Rewrite the records below with "Itemize" swapped for "List", leaving everything else unchanged.

Records to use:
★ ★ ★ ★ ★ ★ ★

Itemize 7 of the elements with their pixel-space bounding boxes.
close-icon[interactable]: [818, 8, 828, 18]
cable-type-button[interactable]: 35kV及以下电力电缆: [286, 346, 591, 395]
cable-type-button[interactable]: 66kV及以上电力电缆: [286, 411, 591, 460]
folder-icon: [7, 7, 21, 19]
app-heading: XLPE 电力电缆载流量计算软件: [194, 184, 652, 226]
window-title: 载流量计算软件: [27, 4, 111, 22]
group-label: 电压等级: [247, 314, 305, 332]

★ ★ ★ ★ ★ ★ ★

Solution below:
List 7 of the elements with their pixel-space bounding boxes.
close-icon[interactable]: [818, 8, 828, 18]
cable-type-button[interactable]: 35kV及以下电力电缆: [286, 346, 591, 395]
cable-type-button[interactable]: 66kV及以上电力电缆: [286, 411, 591, 460]
folder-icon: [7, 7, 21, 19]
app-heading: XLPE 电力电缆载流量计算软件: [194, 184, 652, 226]
window-title: 载流量计算软件: [27, 4, 111, 22]
group-label: 电压等级: [247, 314, 305, 332]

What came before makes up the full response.